[Items from a figure collection]
+++

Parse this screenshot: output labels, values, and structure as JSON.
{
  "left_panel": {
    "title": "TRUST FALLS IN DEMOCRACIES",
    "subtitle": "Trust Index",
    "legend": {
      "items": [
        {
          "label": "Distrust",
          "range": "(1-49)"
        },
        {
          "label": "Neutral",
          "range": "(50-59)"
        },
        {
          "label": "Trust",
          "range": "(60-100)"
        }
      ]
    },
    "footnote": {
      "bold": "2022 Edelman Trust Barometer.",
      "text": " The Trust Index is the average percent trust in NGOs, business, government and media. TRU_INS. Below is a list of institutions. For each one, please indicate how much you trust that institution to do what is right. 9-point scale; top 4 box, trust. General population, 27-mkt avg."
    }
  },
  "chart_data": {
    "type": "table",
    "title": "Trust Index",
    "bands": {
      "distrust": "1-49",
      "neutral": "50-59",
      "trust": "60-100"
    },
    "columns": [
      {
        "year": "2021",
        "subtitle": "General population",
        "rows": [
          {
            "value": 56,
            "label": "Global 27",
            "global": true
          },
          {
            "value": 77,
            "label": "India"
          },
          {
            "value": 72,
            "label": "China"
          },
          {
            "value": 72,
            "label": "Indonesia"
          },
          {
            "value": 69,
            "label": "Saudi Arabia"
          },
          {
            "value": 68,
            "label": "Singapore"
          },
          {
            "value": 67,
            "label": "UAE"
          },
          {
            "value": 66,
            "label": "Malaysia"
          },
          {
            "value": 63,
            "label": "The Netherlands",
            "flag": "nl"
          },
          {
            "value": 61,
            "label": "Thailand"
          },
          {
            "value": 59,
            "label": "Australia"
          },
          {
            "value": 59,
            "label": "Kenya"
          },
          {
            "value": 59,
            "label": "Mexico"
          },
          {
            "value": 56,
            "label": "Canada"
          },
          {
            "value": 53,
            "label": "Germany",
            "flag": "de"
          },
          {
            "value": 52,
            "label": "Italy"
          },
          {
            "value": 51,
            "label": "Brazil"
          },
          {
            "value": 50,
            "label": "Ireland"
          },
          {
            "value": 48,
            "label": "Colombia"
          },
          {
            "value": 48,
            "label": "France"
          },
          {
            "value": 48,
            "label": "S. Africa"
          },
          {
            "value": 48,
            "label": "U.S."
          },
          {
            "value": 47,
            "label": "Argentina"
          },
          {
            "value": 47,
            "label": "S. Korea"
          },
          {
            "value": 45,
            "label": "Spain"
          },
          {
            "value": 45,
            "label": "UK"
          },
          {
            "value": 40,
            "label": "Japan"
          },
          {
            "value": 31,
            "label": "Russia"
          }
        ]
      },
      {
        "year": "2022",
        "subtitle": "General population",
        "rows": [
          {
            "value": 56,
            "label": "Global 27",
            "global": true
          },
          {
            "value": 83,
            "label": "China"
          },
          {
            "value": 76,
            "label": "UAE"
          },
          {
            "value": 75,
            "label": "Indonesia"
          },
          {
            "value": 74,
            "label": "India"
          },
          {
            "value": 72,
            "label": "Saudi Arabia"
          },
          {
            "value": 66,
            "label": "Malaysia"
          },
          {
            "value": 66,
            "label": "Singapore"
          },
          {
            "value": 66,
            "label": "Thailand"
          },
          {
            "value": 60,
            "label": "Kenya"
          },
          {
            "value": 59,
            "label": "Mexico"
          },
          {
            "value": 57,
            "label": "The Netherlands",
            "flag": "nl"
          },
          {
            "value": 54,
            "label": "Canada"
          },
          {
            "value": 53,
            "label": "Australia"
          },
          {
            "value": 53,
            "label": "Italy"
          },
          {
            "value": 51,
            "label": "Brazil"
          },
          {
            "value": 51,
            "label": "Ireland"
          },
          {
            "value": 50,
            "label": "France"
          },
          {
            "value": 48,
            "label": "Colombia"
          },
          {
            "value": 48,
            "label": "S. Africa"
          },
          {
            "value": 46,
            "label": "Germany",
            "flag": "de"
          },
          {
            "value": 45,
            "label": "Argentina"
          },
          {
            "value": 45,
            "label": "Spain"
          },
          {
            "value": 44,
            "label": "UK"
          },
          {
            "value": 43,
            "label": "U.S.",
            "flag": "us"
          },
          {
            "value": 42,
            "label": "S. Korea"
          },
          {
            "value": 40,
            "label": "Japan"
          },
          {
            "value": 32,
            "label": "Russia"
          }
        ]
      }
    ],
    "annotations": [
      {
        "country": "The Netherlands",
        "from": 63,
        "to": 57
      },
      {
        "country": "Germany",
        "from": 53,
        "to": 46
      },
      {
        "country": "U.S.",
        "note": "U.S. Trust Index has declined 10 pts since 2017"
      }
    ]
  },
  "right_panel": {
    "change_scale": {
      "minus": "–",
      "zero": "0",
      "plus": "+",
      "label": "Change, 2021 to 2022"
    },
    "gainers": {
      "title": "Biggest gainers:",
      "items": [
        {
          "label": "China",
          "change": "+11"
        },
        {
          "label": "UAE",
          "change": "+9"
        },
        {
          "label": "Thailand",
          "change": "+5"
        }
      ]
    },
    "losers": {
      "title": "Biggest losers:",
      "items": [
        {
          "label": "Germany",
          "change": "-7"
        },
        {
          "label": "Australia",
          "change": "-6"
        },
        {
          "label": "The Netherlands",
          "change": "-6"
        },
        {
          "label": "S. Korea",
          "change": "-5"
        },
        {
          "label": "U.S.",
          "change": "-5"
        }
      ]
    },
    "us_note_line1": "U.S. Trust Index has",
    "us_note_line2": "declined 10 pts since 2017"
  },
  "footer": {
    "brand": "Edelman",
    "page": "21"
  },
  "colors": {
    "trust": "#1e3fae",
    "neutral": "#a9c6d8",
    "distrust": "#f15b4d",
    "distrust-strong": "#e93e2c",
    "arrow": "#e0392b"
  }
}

+++

WRITTEN REQUEST:
The records above should all be quoted exactly, please.

RESPONSE TO THIS EXERCISE:
Parse this screenshot: output labels, values, and structure as JSON.
{
  "left_panel": {
    "title": "TRUST FALLS IN DEMOCRACIES",
    "subtitle": "Trust Index",
    "legend": {
      "items": [
        {
          "label": "Distrust",
          "range": "(1-49)"
        },
        {
          "label": "Neutral",
          "range": "(50-59)"
        },
        {
          "label": "Trust",
          "range": "(60-100)"
        }
      ]
    },
    "footnote": {
      "bold": "2022 Edelman Trust Barometer.",
      "text": " The Trust Index is the average percent trust in NGOs, business, government and media. TRU_INS. Below is a list of institutions. For each one, please indicate how much you trust that institution to do what is right. 9-point scale; top 4 box, trust. General population, 27-mkt avg."
    }
  },
  "chart_data": {
    "type": "table",
    "title": "Trust Index",
    "bands": {
      "distrust": "1-49",
      "neutral": "50-59",
      "trust": "60-100"
    },
    "columns": [
      {
        "year": "2021",
        "subtitle": "General population",
        "rows": [
          {
            "value": 56,
            "label": "Global 27",
            "global": true
          },
          {
            "value": 77,
            "label": "India"
          },
          {
            "value": 72,
            "label": "China"
          },
          {
            "value": 72,
            "label": "Indonesia"
          },
          {
            "value": 69,
            "label": "Saudi Arabia"
          },
          {
            "value": 68,
            "label": "Singapore"
          },
          {
            "value": 67,
            "label": "UAE"
          },
          {
            "value": 66,
            "label": "Malaysia"
          },
          {
            "value": 63,
            "label": "The Netherlands",
            "flag": "nl"
          },
          {
            "value": 61,
            "label": "Thailand"
          },
          {
            "value": 59,
            "label": "Australia"
          },
          {
            "value": 59,
            "label": "Kenya"
          },
          {
            "value": 59,
            "label": "Mexico"
          },
          {
            "value": 56,
            "label": "Canada"
          },
          {
            "value": 53,
            "label": "Germany",
            "flag": "de"
          },
          {
            "value": 52,
            "label": "Italy"
          },
          {
            "value": 51,
            "label": "Brazil"
          },
          {
            "value": 50,
            "label": "Ireland"
          },
          {
            "value": 48,
            "label": "Colombia"
          },
          {
            "value": 48,
            "label": "France"
          },
          {
            "value": 48,
            "label": "S. Africa"
          },
          {
            "value": 48,
            "label": "U.S."
          },
          {
            "value": 47,
            "label": "Argentina"
          },
          {
            "value": 47,
            "label": "S. Korea"
          },
          {
            "value": 45,
            "label": "Spain"
          },
          {
            "value": 45,
            "label": "UK"
          },
          {
            "value": 40,
            "label": "Japan"
          },
          {
            "value": 31,
            "label": "Russia"
          }
        ]
      },
      {
        "year": "2022",
        "subtitle": "General population",
        "rows": [
          {
            "value": 56,
            "label": "Global 27",
            "global": true
          },
          {
            "value": 83,
            "label": "China"
          },
          {
            "value": 76,
            "label": "UAE"
          },
          {
            "value": 75,
            "label": "Indonesia"
          },
          {
            "value": 74,
            "label": "India"
          },
          {
            "value": 72,
            "label": "Saudi Arabia"
          },
          {
            "value": 66,
            "label": "Malaysia"
          },
          {
            "value": 66,
            "label": "Singapore"
          },
          {
            "value": 66,
            "label": "Thailand"
          },
          {
            "value": 60,
            "label": "Kenya"
          },
          {
            "value": 59,
            "label": "Mexico"
          },
          {
            "value": 57,
            "label": "The Netherlands",
            "flag": "nl"
          },
          {
            "value": 54,
            "label": "Canada"
          },
          {
            "value": 53,
            "label": "Australia"
          },
          {
            "value": 53,
            "label": "Italy"
          },
          {
            "value": 51,
            "label": "Brazil"
          },
          {
            "value": 51,
            "label": "Ireland"
          },
          {
            "value": 50,
            "label": "France"
          },
          {
            "value": 48,
            "label": "Colombia"
          },
          {
            "value": 48,
            "label": "S. Africa"
          },
          {
            "value": 46,
            "label": "Germany",
            "flag": "de"
          },
          {
            "value": 45,
            "label": "Argentina"
          },
          {
            "value": 45,
            "label": "Spain"
          },
          {
            "value": 44,
            "label": "UK"
          },
          {
            "value": 43,
            "label": "U.S.",
            "flag": "us"
          },
          {
            "value": 42,
            "label": "S. Korea"
          },
          {
            "value": 40,
            "label": "Japan"
          },
          {
            "value": 32,
            "label": "Russia"
          }
        ]
      }
    ],
    "annotations": [
      {
        "country": "The Netherlands",
        "from": 63,
        "to": 57
      },
      {
        "country": "Germany",
        "from": 53,
        "to": 46
      },
      {
        "country": "U.S.",
        "note": "U.S. Trust Index has declined 10 pts since 2017"
      }
    ]
  },
  "right_panel": {
    "change_scale": {
      "minus": "–",
      "zero": "0",
      "plus": "+",
      "label": "Change, 2021 to 2022"
    },
    "gainers": {
      "title": "Biggest gainers:",
      "items": [
        {
          "label": "China",
          "change": "+11"
        },
        {
          "label": "UAE",
          "change": "+9"
        },
        {
          "label": "Thailand",
          "change": "+5"
        }
      ]
    },
    "losers": {
      "title": "Biggest losers:",
      "items": [
        {
          "label": "Germany",
          "change": "-7"
        },
        {
          "label": "Australia",
          "change": "-6"
        },
        {
          "label": "The Netherlands",
          "change": "-6"
        },
        {
          "label": "S. Korea",
          "change": "-5"
        },
        {
          "label": "U.S.",
          "change": "-5"
        }
      ]
    },
    "us_note_line1": "U.S. Trust Index has",
    "us_note_line2": "declined 10 pts since 2017"
  },
  "footer": {
    "brand": "Edelman",
    "page": "21"
  },
  "colors": {
    "trust": "#1e3fae",
    "neutral": "#a9c6d8",
    "distrust": "#f15b4d",
    "distrust-strong": "#e93e2c",
    "arrow": "#e0392b"
  }
}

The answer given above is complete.